[To do]:
Every record should be repeated exactly, except that pictures are left out.

[Data to use]:

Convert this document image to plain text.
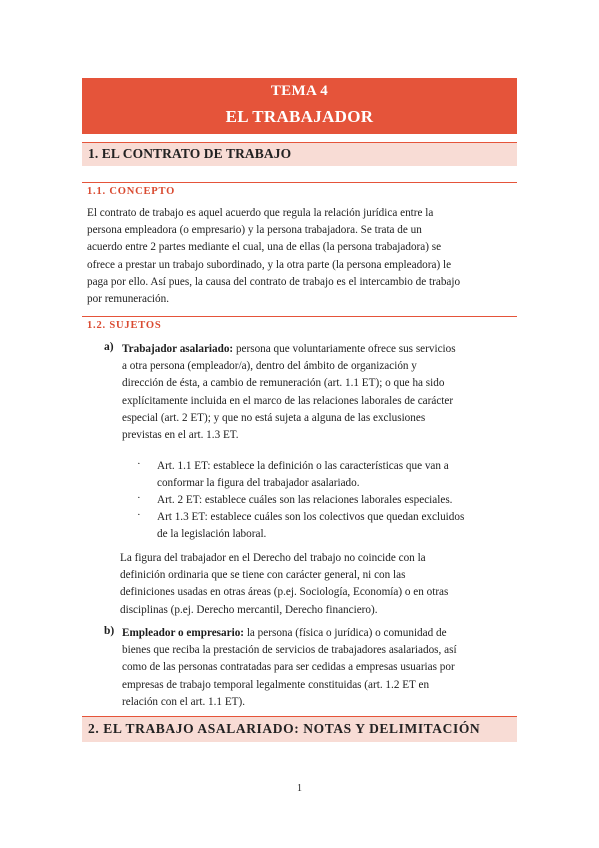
TEMA 4
EL TRABAJADOR
1. EL CONTRATO DE TRABAJO
1.1. CONCEPTO
El contrato de trabajo es aquel acuerdo que regula la relación jurídica entre la
persona empleadora (o empresario) y la persona trabajadora. Se trata de un
acuerdo entre 2 partes mediante el cual, una de ellas (la persona trabajadora) se
ofrece a prestar un trabajo subordinado, y la otra parte (la persona empleadora) le
paga por ello. Así pues, la causa del contrato de trabajo es el intercambio de trabajo
por remuneración.
1.2. SUJETOS
a) Trabajador asalariado: persona que voluntariamente ofrece sus servicios
a otra persona (empleador/a), dentro del ámbito de organización y
dirección de ésta, a cambio de remuneración (art. 1.1 ET); o que ha sido
explícitamente incluida en el marco de las relaciones laborales de carácter
especial (art. 2 ET); y que no está sujeta a alguna de las exclusiones
previstas en el art. 1.3 ET.
· Art. 1.1 ET: establece la definición o las características que van a
conformar la figura del trabajador asalariado.
· Art. 2 ET: establece cuáles son las relaciones laborales especiales.
· Art 1.3 ET: establece cuáles son los colectivos que quedan excluidos
de la legislación laboral.
La figura del trabajador en el Derecho del trabajo no coincide con la
definición ordinaria que se tiene con carácter general, ni con las
definiciones usadas en otras áreas (p.ej. Sociología, Economía) o en otras
disciplinas (p.ej. Derecho mercantil, Derecho financiero).
b) Empleador o empresario: la persona (física o jurídica) o comunidad de
bienes que reciba la prestación de servicios de trabajadores asalariados, así
como de las personas contratadas para ser cedidas a empresas usuarias por
empresas de trabajo temporal legalmente constituidas (art. 1.2 ET en
relación con el art. 1.1 ET).
2. EL TRABAJO ASALARIADO: NOTAS Y DELIMITACIÓN
1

[Answer for this exercise]:
Convert this document image to plain text.
TEMA 4
EL TRABAJADOR
1. EL CONTRATO DE TRABAJO
1.1. CONCEPTO
El contrato de trabajo es aquel acuerdo que regula la relación jurídica entre la
persona empleadora (o empresario) y la persona trabajadora. Se trata de un
acuerdo entre 2 partes mediante el cual, una de ellas (la persona trabajadora) se
ofrece a prestar un trabajo subordinado, y la otra parte (la persona empleadora) le
paga por ello. Así pues, la causa del contrato de trabajo es el intercambio de trabajo
por remuneración.
1.2. SUJETOS
a) Trabajador asalariado: persona que voluntariamente ofrece sus servicios
a otra persona (empleador/a), dentro del ámbito de organización y
dirección de ésta, a cambio de remuneración (art. 1.1 ET); o que ha sido
explícitamente incluida en el marco de las relaciones laborales de carácter
especial (art. 2 ET); y que no está sujeta a alguna de las exclusiones
previstas en el art. 1.3 ET.
· Art. 1.1 ET: establece la definición o las características que van a
conformar la figura del trabajador asalariado.
· Art. 2 ET: establece cuáles son las relaciones laborales especiales.
· Art 1.3 ET: establece cuáles son los colectivos que quedan excluidos
de la legislación laboral.
La figura del trabajador en el Derecho del trabajo no coincide con la
definición ordinaria que se tiene con carácter general, ni con las
definiciones usadas en otras áreas (p.ej. Sociología, Economía) o en otras
disciplinas (p.ej. Derecho mercantil, Derecho financiero).
b) Empleador o empresario: la persona (física o jurídica) o comunidad de
bienes que reciba la prestación de servicios de trabajadores asalariados, así
como de las personas contratadas para ser cedidas a empresas usuarias por
empresas de trabajo temporal legalmente constituidas (art. 1.2 ET en
relación con el art. 1.1 ET).
2. EL TRABAJO ASALARIADO: NOTAS Y DELIMITACIÓN
1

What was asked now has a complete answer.